▶ _Direction_: Copy the data precisely, character for character, and leave out every picture.

▶ _Extracted information_:
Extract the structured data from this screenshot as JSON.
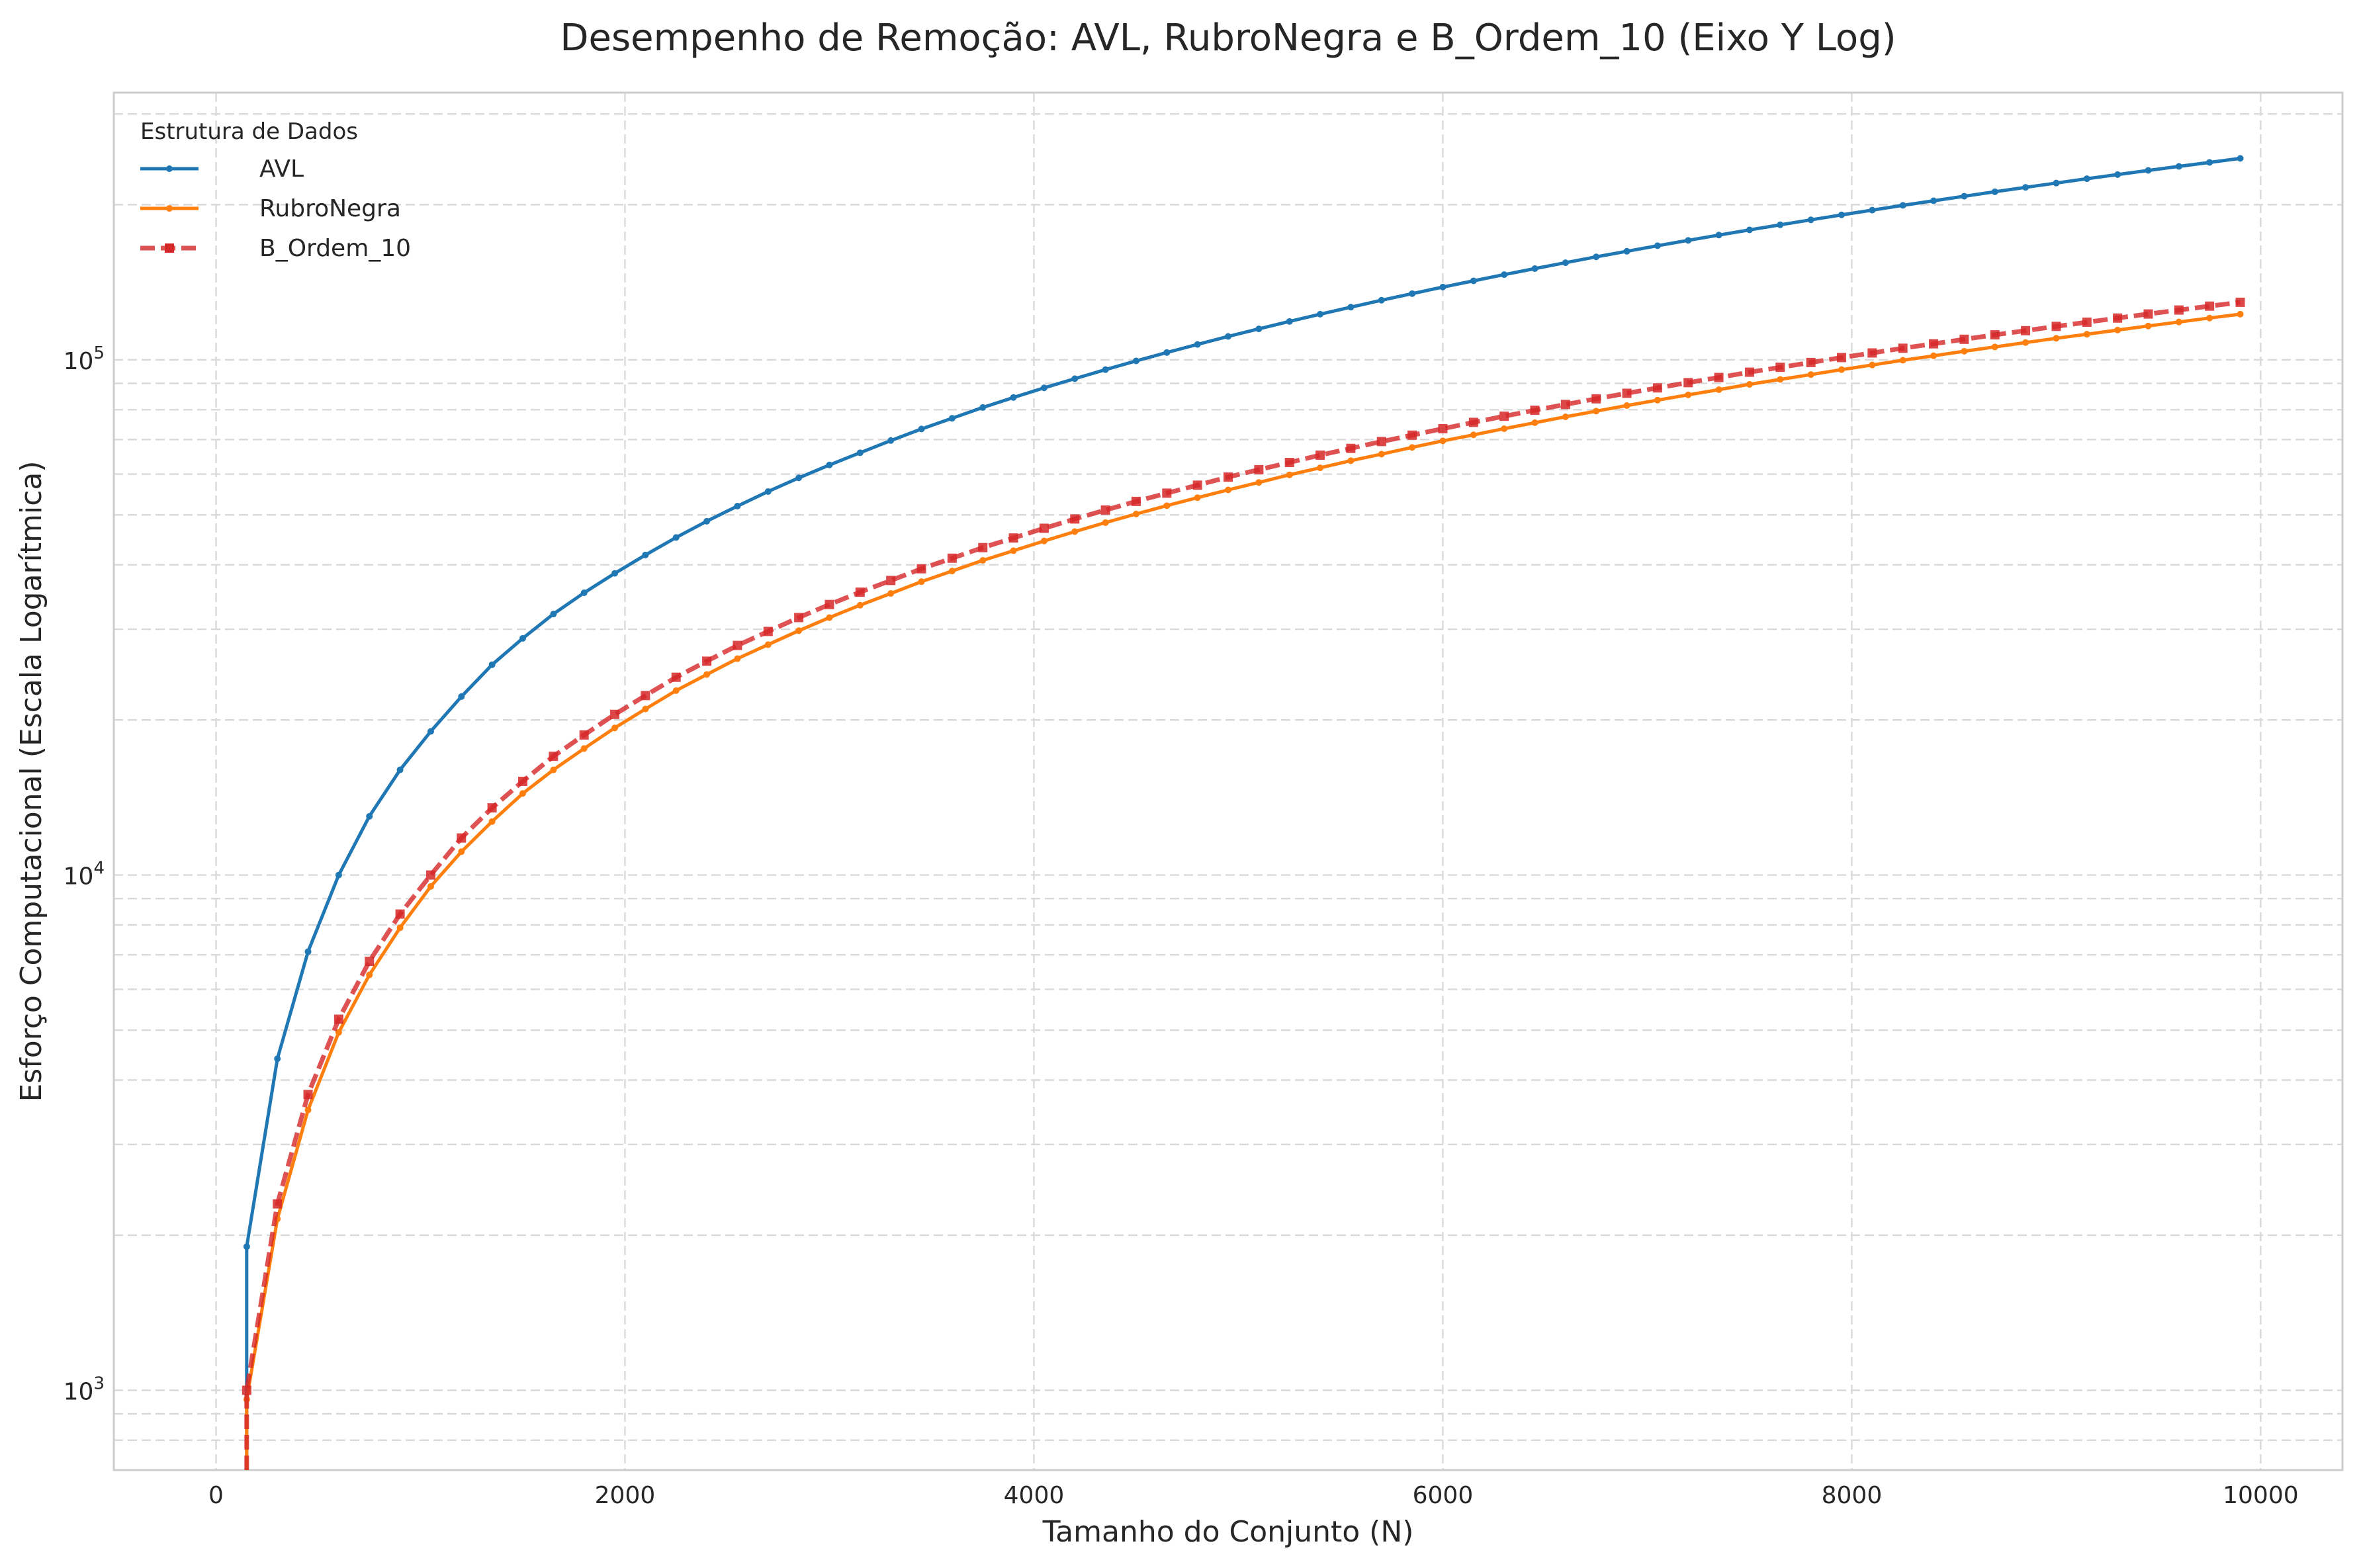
{
  "chart_data": {
    "type": "line",
    "title": "Desempenho de Remoção: AVL, RubroNegra e B_Ordem_10 (Eixo Y Log)",
    "xlabel": "Tamanho do Conjunto (N)",
    "ylabel": "Esforço Computacional (Escala Logarítmica)",
    "xlim": [
      -500,
      10400
    ],
    "ylim": [
      700,
      330000
    ],
    "yscale": "log",
    "grid": true,
    "x_ticks": [
      0,
      2000,
      4000,
      6000,
      8000,
      10000
    ],
    "x_tick_labels": [
      "0",
      "2000",
      "4000",
      "6000",
      "8000",
      "10000"
    ],
    "y_ticks": [
      {
        "value": 1000,
        "base": "10",
        "exp": "3"
      },
      {
        "value": 10000,
        "base": "10",
        "exp": "4"
      },
      {
        "value": 100000,
        "base": "10",
        "exp": "5"
      }
    ],
    "legend": {
      "title": "Estrutura de Dados",
      "position": "upper-left"
    },
    "series": [
      {
        "name": "AVL",
        "color": "#1f77b4",
        "style": "solid",
        "marker": "circle",
        "x": [
          150,
          150,
          300,
          450,
          600,
          750,
          900,
          1050,
          1200,
          1350,
          1500,
          1650,
          1800,
          1950,
          2100,
          2250,
          2400,
          2550,
          2700,
          2850,
          3000,
          3150,
          3300,
          3450,
          3600,
          3750,
          3900,
          4050,
          4200,
          4350,
          4500,
          4650,
          4800,
          4950,
          5100,
          5250,
          5400,
          5550,
          5700,
          5850,
          6000,
          6150,
          6300,
          6450,
          6600,
          6750,
          6900,
          7050,
          7200,
          7350,
          7500,
          7650,
          7800,
          7950,
          8100,
          8250,
          8400,
          8550,
          8700,
          8850,
          9000,
          9150,
          9300,
          9450,
          9600,
          9750,
          9900
        ],
        "y": [
          700,
          1900,
          4400,
          7100,
          10000,
          13000,
          16000,
          19000,
          22200,
          25600,
          28800,
          32100,
          35300,
          38500,
          41800,
          45200,
          48600,
          52000,
          55500,
          59000,
          62500,
          66000,
          69700,
          73400,
          77000,
          80800,
          84500,
          88200,
          91900,
          95700,
          99500,
          103300,
          107100,
          111000,
          114800,
          118700,
          122600,
          126500,
          130500,
          134400,
          138400,
          142300,
          146300,
          150300,
          154300,
          158400,
          162400,
          166500,
          170500,
          174600,
          178700,
          182800,
          186900,
          191100,
          195200,
          199400,
          203500,
          207700,
          211900,
          216100,
          220300,
          224600,
          228800,
          233100,
          237300,
          241600,
          246000
        ]
      },
      {
        "name": "RubroNegra",
        "color": "#ff7f0e",
        "style": "solid",
        "marker": "circle",
        "x": [
          150,
          150,
          300,
          450,
          600,
          750,
          900,
          1050,
          1200,
          1350,
          1500,
          1650,
          1800,
          1950,
          2100,
          2250,
          2400,
          2550,
          2700,
          2850,
          3000,
          3150,
          3300,
          3450,
          3600,
          3750,
          3900,
          4050,
          4200,
          4350,
          4500,
          4650,
          4800,
          4950,
          5100,
          5250,
          5400,
          5550,
          5700,
          5850,
          6000,
          6150,
          6300,
          6450,
          6600,
          6750,
          6900,
          7050,
          7200,
          7350,
          7500,
          7650,
          7800,
          7950,
          8100,
          8250,
          8400,
          8550,
          8700,
          8850,
          9000,
          9150,
          9300,
          9450,
          9600,
          9750,
          9900
        ],
        "y": [
          700,
          960,
          2150,
          3500,
          4950,
          6400,
          7900,
          9500,
          11100,
          12700,
          14400,
          16000,
          17600,
          19300,
          21000,
          22800,
          24500,
          26300,
          28000,
          29800,
          31600,
          33400,
          35200,
          37100,
          38900,
          40800,
          42600,
          44500,
          46400,
          48300,
          50200,
          52100,
          54000,
          55900,
          57800,
          59800,
          61700,
          63700,
          65600,
          67600,
          69600,
          71500,
          73500,
          75500,
          77500,
          79500,
          81500,
          83500,
          85500,
          87500,
          89600,
          91600,
          93600,
          95700,
          97700,
          99800,
          101800,
          103900,
          105900,
          108000,
          110100,
          112100,
          114200,
          116300,
          118400,
          120500,
          122600
        ]
      },
      {
        "name": "B_Ordem_10",
        "color": "#d62728",
        "style": "dashed",
        "marker": "square",
        "x": [
          150,
          150,
          300,
          450,
          600,
          750,
          900,
          1050,
          1200,
          1350,
          1500,
          1650,
          1800,
          1950,
          2100,
          2250,
          2400,
          2550,
          2700,
          2850,
          3000,
          3150,
          3300,
          3450,
          3600,
          3750,
          3900,
          4050,
          4200,
          4350,
          4500,
          4650,
          4800,
          4950,
          5100,
          5250,
          5400,
          5550,
          5700,
          5850,
          6000,
          6150,
          6300,
          6450,
          6600,
          6750,
          6900,
          7050,
          7200,
          7350,
          7500,
          7650,
          7800,
          7950,
          8100,
          8250,
          8400,
          8550,
          8700,
          8850,
          9000,
          9150,
          9300,
          9450,
          9600,
          9750,
          9900
        ],
        "y": [
          700,
          1000,
          2300,
          3750,
          5250,
          6800,
          8400,
          10000,
          11800,
          13500,
          15200,
          17000,
          18700,
          20500,
          22300,
          24200,
          26000,
          27900,
          29700,
          31600,
          33500,
          35400,
          37300,
          39300,
          41200,
          43200,
          45100,
          47100,
          49100,
          51100,
          53100,
          55100,
          57100,
          59200,
          61200,
          63200,
          65300,
          67300,
          69400,
          71400,
          73500,
          75600,
          77700,
          79800,
          81900,
          84000,
          86100,
          88200,
          90300,
          92400,
          94600,
          96700,
          98800,
          101000,
          103100,
          105300,
          107400,
          109600,
          111800,
          113900,
          116100,
          118300,
          120500,
          122700,
          124900,
          127100,
          129300
        ]
      }
    ]
  }
}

▶ _Expected answer_:
Extract the structured data from this screenshot as JSON.
{
  "chart_data": {
    "type": "line",
    "title": "Desempenho de Remoção: AVL, RubroNegra e B_Ordem_10 (Eixo Y Log)",
    "xlabel": "Tamanho do Conjunto (N)",
    "ylabel": "Esforço Computacional (Escala Logarítmica)",
    "xlim": [
      -500,
      10400
    ],
    "ylim": [
      700,
      330000
    ],
    "yscale": "log",
    "grid": true,
    "x_ticks": [
      0,
      2000,
      4000,
      6000,
      8000,
      10000
    ],
    "x_tick_labels": [
      "0",
      "2000",
      "4000",
      "6000",
      "8000",
      "10000"
    ],
    "y_ticks": [
      {
        "value": 1000,
        "base": "10",
        "exp": "3"
      },
      {
        "value": 10000,
        "base": "10",
        "exp": "4"
      },
      {
        "value": 100000,
        "base": "10",
        "exp": "5"
      }
    ],
    "legend": {
      "title": "Estrutura de Dados",
      "position": "upper-left"
    },
    "series": [
      {
        "name": "AVL",
        "color": "#1f77b4",
        "style": "solid",
        "marker": "circle",
        "x": [
          150,
          150,
          300,
          450,
          600,
          750,
          900,
          1050,
          1200,
          1350,
          1500,
          1650,
          1800,
          1950,
          2100,
          2250,
          2400,
          2550,
          2700,
          2850,
          3000,
          3150,
          3300,
          3450,
          3600,
          3750,
          3900,
          4050,
          4200,
          4350,
          4500,
          4650,
          4800,
          4950,
          5100,
          5250,
          5400,
          5550,
          5700,
          5850,
          6000,
          6150,
          6300,
          6450,
          6600,
          6750,
          6900,
          7050,
          7200,
          7350,
          7500,
          7650,
          7800,
          7950,
          8100,
          8250,
          8400,
          8550,
          8700,
          8850,
          9000,
          9150,
          9300,
          9450,
          9600,
          9750,
          9900
        ],
        "y": [
          700,
          1900,
          4400,
          7100,
          10000,
          13000,
          16000,
          19000,
          22200,
          25600,
          28800,
          32100,
          35300,
          38500,
          41800,
          45200,
          48600,
          52000,
          55500,
          59000,
          62500,
          66000,
          69700,
          73400,
          77000,
          80800,
          84500,
          88200,
          91900,
          95700,
          99500,
          103300,
          107100,
          111000,
          114800,
          118700,
          122600,
          126500,
          130500,
          134400,
          138400,
          142300,
          146300,
          150300,
          154300,
          158400,
          162400,
          166500,
          170500,
          174600,
          178700,
          182800,
          186900,
          191100,
          195200,
          199400,
          203500,
          207700,
          211900,
          216100,
          220300,
          224600,
          228800,
          233100,
          237300,
          241600,
          246000
        ]
      },
      {
        "name": "RubroNegra",
        "color": "#ff7f0e",
        "style": "solid",
        "marker": "circle",
        "x": [
          150,
          150,
          300,
          450,
          600,
          750,
          900,
          1050,
          1200,
          1350,
          1500,
          1650,
          1800,
          1950,
          2100,
          2250,
          2400,
          2550,
          2700,
          2850,
          3000,
          3150,
          3300,
          3450,
          3600,
          3750,
          3900,
          4050,
          4200,
          4350,
          4500,
          4650,
          4800,
          4950,
          5100,
          5250,
          5400,
          5550,
          5700,
          5850,
          6000,
          6150,
          6300,
          6450,
          6600,
          6750,
          6900,
          7050,
          7200,
          7350,
          7500,
          7650,
          7800,
          7950,
          8100,
          8250,
          8400,
          8550,
          8700,
          8850,
          9000,
          9150,
          9300,
          9450,
          9600,
          9750,
          9900
        ],
        "y": [
          700,
          960,
          2150,
          3500,
          4950,
          6400,
          7900,
          9500,
          11100,
          12700,
          14400,
          16000,
          17600,
          19300,
          21000,
          22800,
          24500,
          26300,
          28000,
          29800,
          31600,
          33400,
          35200,
          37100,
          38900,
          40800,
          42600,
          44500,
          46400,
          48300,
          50200,
          52100,
          54000,
          55900,
          57800,
          59800,
          61700,
          63700,
          65600,
          67600,
          69600,
          71500,
          73500,
          75500,
          77500,
          79500,
          81500,
          83500,
          85500,
          87500,
          89600,
          91600,
          93600,
          95700,
          97700,
          99800,
          101800,
          103900,
          105900,
          108000,
          110100,
          112100,
          114200,
          116300,
          118400,
          120500,
          122600
        ]
      },
      {
        "name": "B_Ordem_10",
        "color": "#d62728",
        "style": "dashed",
        "marker": "square",
        "x": [
          150,
          150,
          300,
          450,
          600,
          750,
          900,
          1050,
          1200,
          1350,
          1500,
          1650,
          1800,
          1950,
          2100,
          2250,
          2400,
          2550,
          2700,
          2850,
          3000,
          3150,
          3300,
          3450,
          3600,
          3750,
          3900,
          4050,
          4200,
          4350,
          4500,
          4650,
          4800,
          4950,
          5100,
          5250,
          5400,
          5550,
          5700,
          5850,
          6000,
          6150,
          6300,
          6450,
          6600,
          6750,
          6900,
          7050,
          7200,
          7350,
          7500,
          7650,
          7800,
          7950,
          8100,
          8250,
          8400,
          8550,
          8700,
          8850,
          9000,
          9150,
          9300,
          9450,
          9600,
          9750,
          9900
        ],
        "y": [
          700,
          1000,
          2300,
          3750,
          5250,
          6800,
          8400,
          10000,
          11800,
          13500,
          15200,
          17000,
          18700,
          20500,
          22300,
          24200,
          26000,
          27900,
          29700,
          31600,
          33500,
          35400,
          37300,
          39300,
          41200,
          43200,
          45100,
          47100,
          49100,
          51100,
          53100,
          55100,
          57100,
          59200,
          61200,
          63200,
          65300,
          67300,
          69400,
          71400,
          73500,
          75600,
          77700,
          79800,
          81900,
          84000,
          86100,
          88200,
          90300,
          92400,
          94600,
          96700,
          98800,
          101000,
          103100,
          105300,
          107400,
          109600,
          111800,
          113900,
          116100,
          118300,
          120500,
          122700,
          124900,
          127100,
          129300
        ]
      }
    ]
  }
}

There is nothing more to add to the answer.